**Instructions to follow**
Reproduce all entries verbatim, with nothing added or dropped.

══ Data in this exercise ══

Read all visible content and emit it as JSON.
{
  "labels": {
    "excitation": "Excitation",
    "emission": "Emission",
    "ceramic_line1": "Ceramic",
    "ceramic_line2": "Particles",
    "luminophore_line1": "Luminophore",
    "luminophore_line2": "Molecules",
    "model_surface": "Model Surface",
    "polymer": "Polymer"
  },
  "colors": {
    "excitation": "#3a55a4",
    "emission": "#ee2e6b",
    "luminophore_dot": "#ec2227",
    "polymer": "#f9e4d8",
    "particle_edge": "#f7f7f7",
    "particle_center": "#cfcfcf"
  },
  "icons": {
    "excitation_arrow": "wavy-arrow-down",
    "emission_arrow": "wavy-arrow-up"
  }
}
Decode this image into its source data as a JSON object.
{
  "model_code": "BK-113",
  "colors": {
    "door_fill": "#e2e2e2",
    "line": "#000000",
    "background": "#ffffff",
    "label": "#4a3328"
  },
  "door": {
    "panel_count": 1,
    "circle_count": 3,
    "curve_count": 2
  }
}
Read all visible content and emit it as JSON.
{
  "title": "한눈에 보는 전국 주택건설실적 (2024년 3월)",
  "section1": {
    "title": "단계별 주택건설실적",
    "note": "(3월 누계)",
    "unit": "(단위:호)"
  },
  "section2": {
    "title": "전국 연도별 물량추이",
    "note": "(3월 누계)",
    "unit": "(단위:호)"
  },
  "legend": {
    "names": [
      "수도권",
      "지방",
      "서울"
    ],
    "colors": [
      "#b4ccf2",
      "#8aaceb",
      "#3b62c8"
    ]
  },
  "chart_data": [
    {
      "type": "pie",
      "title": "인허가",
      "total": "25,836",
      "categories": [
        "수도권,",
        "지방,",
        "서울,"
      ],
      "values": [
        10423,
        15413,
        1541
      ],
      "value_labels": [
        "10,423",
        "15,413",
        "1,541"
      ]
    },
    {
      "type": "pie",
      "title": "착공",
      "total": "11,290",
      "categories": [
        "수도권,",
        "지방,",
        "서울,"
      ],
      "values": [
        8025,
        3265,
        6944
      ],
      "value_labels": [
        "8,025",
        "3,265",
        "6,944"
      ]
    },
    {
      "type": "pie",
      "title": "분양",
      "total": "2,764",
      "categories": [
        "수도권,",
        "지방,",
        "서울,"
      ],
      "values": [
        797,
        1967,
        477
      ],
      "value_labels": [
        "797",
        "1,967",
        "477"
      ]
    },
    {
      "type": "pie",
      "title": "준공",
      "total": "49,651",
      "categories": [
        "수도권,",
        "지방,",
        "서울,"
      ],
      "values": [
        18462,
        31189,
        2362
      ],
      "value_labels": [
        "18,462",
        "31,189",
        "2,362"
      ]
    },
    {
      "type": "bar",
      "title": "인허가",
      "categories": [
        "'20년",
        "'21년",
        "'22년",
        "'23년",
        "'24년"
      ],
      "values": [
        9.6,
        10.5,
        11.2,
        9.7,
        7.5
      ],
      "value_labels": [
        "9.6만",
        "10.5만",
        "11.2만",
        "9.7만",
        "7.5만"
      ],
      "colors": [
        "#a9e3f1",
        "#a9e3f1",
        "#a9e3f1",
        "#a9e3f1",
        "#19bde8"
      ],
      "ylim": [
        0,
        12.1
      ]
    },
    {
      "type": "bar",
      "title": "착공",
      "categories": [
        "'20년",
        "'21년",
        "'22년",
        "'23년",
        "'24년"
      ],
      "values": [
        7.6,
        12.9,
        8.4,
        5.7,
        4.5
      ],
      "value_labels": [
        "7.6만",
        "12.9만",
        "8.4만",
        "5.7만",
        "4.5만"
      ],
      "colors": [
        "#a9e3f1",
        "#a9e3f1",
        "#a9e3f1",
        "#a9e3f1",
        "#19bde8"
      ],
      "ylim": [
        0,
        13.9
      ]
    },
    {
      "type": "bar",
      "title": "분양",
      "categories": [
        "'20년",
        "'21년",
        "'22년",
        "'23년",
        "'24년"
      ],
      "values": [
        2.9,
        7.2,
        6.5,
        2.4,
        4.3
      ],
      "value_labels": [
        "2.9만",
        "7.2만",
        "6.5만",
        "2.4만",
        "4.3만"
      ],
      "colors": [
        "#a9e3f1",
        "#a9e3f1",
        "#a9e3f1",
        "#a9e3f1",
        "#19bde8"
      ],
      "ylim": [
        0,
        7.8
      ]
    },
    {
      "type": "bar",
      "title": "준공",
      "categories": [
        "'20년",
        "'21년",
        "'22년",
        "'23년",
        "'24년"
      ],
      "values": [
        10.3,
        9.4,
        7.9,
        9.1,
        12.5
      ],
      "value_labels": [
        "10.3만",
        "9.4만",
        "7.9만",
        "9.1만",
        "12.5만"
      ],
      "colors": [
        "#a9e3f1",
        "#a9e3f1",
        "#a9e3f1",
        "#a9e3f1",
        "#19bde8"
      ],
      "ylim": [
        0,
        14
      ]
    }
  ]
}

═══

**Reply to the exercise**
Read all visible content and emit it as JSON.
{
  "labels": {
    "excitation": "Excitation",
    "emission": "Emission",
    "ceramic_line1": "Ceramic",
    "ceramic_line2": "Particles",
    "luminophore_line1": "Luminophore",
    "luminophore_line2": "Molecules",
    "model_surface": "Model Surface",
    "polymer": "Polymer"
  },
  "colors": {
    "excitation": "#3a55a4",
    "emission": "#ee2e6b",
    "luminophore_dot": "#ec2227",
    "polymer": "#f9e4d8",
    "particle_edge": "#f7f7f7",
    "particle_center": "#cfcfcf"
  },
  "icons": {
    "excitation_arrow": "wavy-arrow-down",
    "emission_arrow": "wavy-arrow-up"
  }
}
Decode this image into its source data as a JSON object.
{
  "model_code": "BK-113",
  "colors": {
    "door_fill": "#e2e2e2",
    "line": "#000000",
    "background": "#ffffff",
    "label": "#4a3328"
  },
  "door": {
    "panel_count": 1,
    "circle_count": 3,
    "curve_count": 2
  }
}
Read all visible content and emit it as JSON.
{
  "title": "한눈에 보는 전국 주택건설실적 (2024년 3월)",
  "section1": {
    "title": "단계별 주택건설실적",
    "note": "(3월 누계)",
    "unit": "(단위:호)"
  },
  "section2": {
    "title": "전국 연도별 물량추이",
    "note": "(3월 누계)",
    "unit": "(단위:호)"
  },
  "legend": {
    "names": [
      "수도권",
      "지방",
      "서울"
    ],
    "colors": [
      "#b4ccf2",
      "#8aaceb",
      "#3b62c8"
    ]
  },
  "chart_data": [
    {
      "type": "pie",
      "title": "인허가",
      "total": "25,836",
      "categories": [
        "수도권,",
        "지방,",
        "서울,"
      ],
      "values": [
        10423,
        15413,
        1541
      ],
      "value_labels": [
        "10,423",
        "15,413",
        "1,541"
      ]
    },
    {
      "type": "pie",
      "title": "착공",
      "total": "11,290",
      "categories": [
        "수도권,",
        "지방,",
        "서울,"
      ],
      "values": [
        8025,
        3265,
        6944
      ],
      "value_labels": [
        "8,025",
        "3,265",
        "6,944"
      ]
    },
    {
      "type": "pie",
      "title": "분양",
      "total": "2,764",
      "categories": [
        "수도권,",
        "지방,",
        "서울,"
      ],
      "values": [
        797,
        1967,
        477
      ],
      "value_labels": [
        "797",
        "1,967",
        "477"
      ]
    },
    {
      "type": "pie",
      "title": "준공",
      "total": "49,651",
      "categories": [
        "수도권,",
        "지방,",
        "서울,"
      ],
      "values": [
        18462,
        31189,
        2362
      ],
      "value_labels": [
        "18,462",
        "31,189",
        "2,362"
      ]
    },
    {
      "type": "bar",
      "title": "인허가",
      "categories": [
        "'20년",
        "'21년",
        "'22년",
        "'23년",
        "'24년"
      ],
      "values": [
        9.6,
        10.5,
        11.2,
        9.7,
        7.5
      ],
      "value_labels": [
        "9.6만",
        "10.5만",
        "11.2만",
        "9.7만",
        "7.5만"
      ],
      "colors": [
        "#a9e3f1",
        "#a9e3f1",
        "#a9e3f1",
        "#a9e3f1",
        "#19bde8"
      ],
      "ylim": [
        0,
        12.1
      ]
    },
    {
      "type": "bar",
      "title": "착공",
      "categories": [
        "'20년",
        "'21년",
        "'22년",
        "'23년",
        "'24년"
      ],
      "values": [
        7.6,
        12.9,
        8.4,
        5.7,
        4.5
      ],
      "value_labels": [
        "7.6만",
        "12.9만",
        "8.4만",
        "5.7만",
        "4.5만"
      ],
      "colors": [
        "#a9e3f1",
        "#a9e3f1",
        "#a9e3f1",
        "#a9e3f1",
        "#19bde8"
      ],
      "ylim": [
        0,
        13.9
      ]
    },
    {
      "type": "bar",
      "title": "분양",
      "categories": [
        "'20년",
        "'21년",
        "'22년",
        "'23년",
        "'24년"
      ],
      "values": [
        2.9,
        7.2,
        6.5,
        2.4,
        4.3
      ],
      "value_labels": [
        "2.9만",
        "7.2만",
        "6.5만",
        "2.4만",
        "4.3만"
      ],
      "colors": [
        "#a9e3f1",
        "#a9e3f1",
        "#a9e3f1",
        "#a9e3f1",
        "#19bde8"
      ],
      "ylim": [
        0,
        7.8
      ]
    },
    {
      "type": "bar",
      "title": "준공",
      "categories": [
        "'20년",
        "'21년",
        "'22년",
        "'23년",
        "'24년"
      ],
      "values": [
        10.3,
        9.4,
        7.9,
        9.1,
        12.5
      ],
      "value_labels": [
        "10.3만",
        "9.4만",
        "7.9만",
        "9.1만",
        "12.5만"
      ],
      "colors": [
        "#a9e3f1",
        "#a9e3f1",
        "#a9e3f1",
        "#a9e3f1",
        "#19bde8"
      ],
      "ylim": [
        0,
        14
      ]
    }
  ]
}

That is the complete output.